* TASK OBJECTIVE
Please output every line of the material as it stands, without the pictures.

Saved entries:
——————
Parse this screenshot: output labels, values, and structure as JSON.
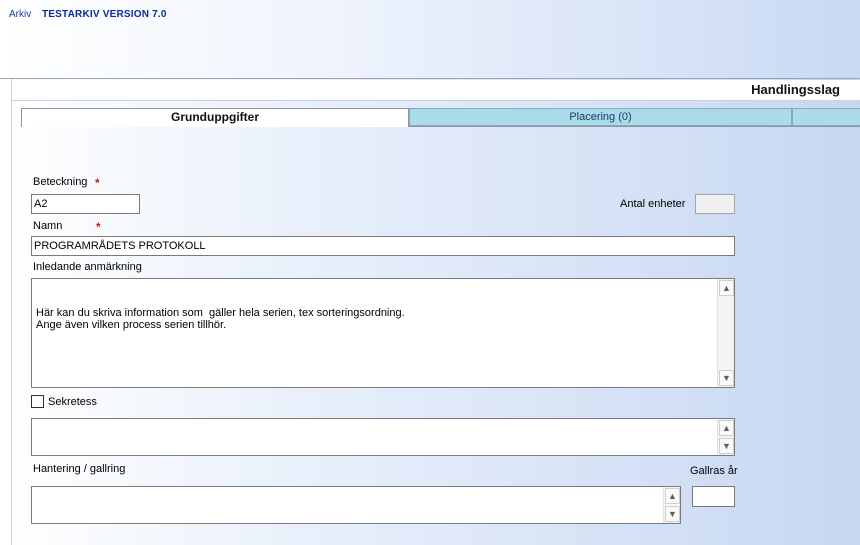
{
  "menu": {
    "arkiv_label": "Arkiv"
  },
  "app": {
    "title": "TESTARKIV VERSION 7.0"
  },
  "header": {
    "title": "Handlingsslag"
  },
  "tabs": [
    {
      "label": "Grunduppgifter",
      "active": true
    },
    {
      "label": "Placering (0)",
      "active": false
    },
    {
      "label": "",
      "active": false
    }
  ],
  "form": {
    "beteckning": {
      "label": "Beteckning",
      "required_mark": "*",
      "value": "A2"
    },
    "antal_enheter": {
      "label": "Antal enheter",
      "value": ""
    },
    "namn": {
      "label": "Namn",
      "required_mark": "*",
      "value": "PROGRAMRÅDETS PROTOKOLL"
    },
    "inledande_anmarkning": {
      "label": "Inledande anmärkning",
      "value": "Här kan du skriva information som  gäller hela serien, tex sorteringsordning.\nAnge även vilken process serien tillhör."
    },
    "sekretess": {
      "label": "Sekretess",
      "checked": false,
      "text_value": ""
    },
    "hantering_gallring": {
      "label": "Hantering / gallring",
      "value": ""
    },
    "gallras_ar": {
      "label": "Gallras år",
      "value": ""
    }
  },
  "icons": {
    "scroll_up": "▲",
    "scroll_down": "▼"
  },
  "colors": {
    "required": "#d01a1a",
    "tab_active_bg": "#ffffff",
    "tab_inactive_bg": "#a9dbe9",
    "title_blue": "#0a2a9a"
  }
}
——————
* ANSWER IN FULL
Parse this screenshot: output labels, values, and structure as JSON.
{
  "menu": {
    "arkiv_label": "Arkiv"
  },
  "app": {
    "title": "TESTARKIV VERSION 7.0"
  },
  "header": {
    "title": "Handlingsslag"
  },
  "tabs": [
    {
      "label": "Grunduppgifter",
      "active": true
    },
    {
      "label": "Placering (0)",
      "active": false
    },
    {
      "label": "",
      "active": false
    }
  ],
  "form": {
    "beteckning": {
      "label": "Beteckning",
      "required_mark": "*",
      "value": "A2"
    },
    "antal_enheter": {
      "label": "Antal enheter",
      "value": ""
    },
    "namn": {
      "label": "Namn",
      "required_mark": "*",
      "value": "PROGRAMRÅDETS PROTOKOLL"
    },
    "inledande_anmarkning": {
      "label": "Inledande anmärkning",
      "value": "Här kan du skriva information som  gäller hela serien, tex sorteringsordning.\nAnge även vilken process serien tillhör."
    },
    "sekretess": {
      "label": "Sekretess",
      "checked": false,
      "text_value": ""
    },
    "hantering_gallring": {
      "label": "Hantering / gallring",
      "value": ""
    },
    "gallras_ar": {
      "label": "Gallras år",
      "value": ""
    }
  },
  "icons": {
    "scroll_up": "▲",
    "scroll_down": "▼"
  },
  "colors": {
    "required": "#d01a1a",
    "tab_active_bg": "#ffffff",
    "tab_inactive_bg": "#a9dbe9",
    "title_blue": "#0a2a9a"
  }
}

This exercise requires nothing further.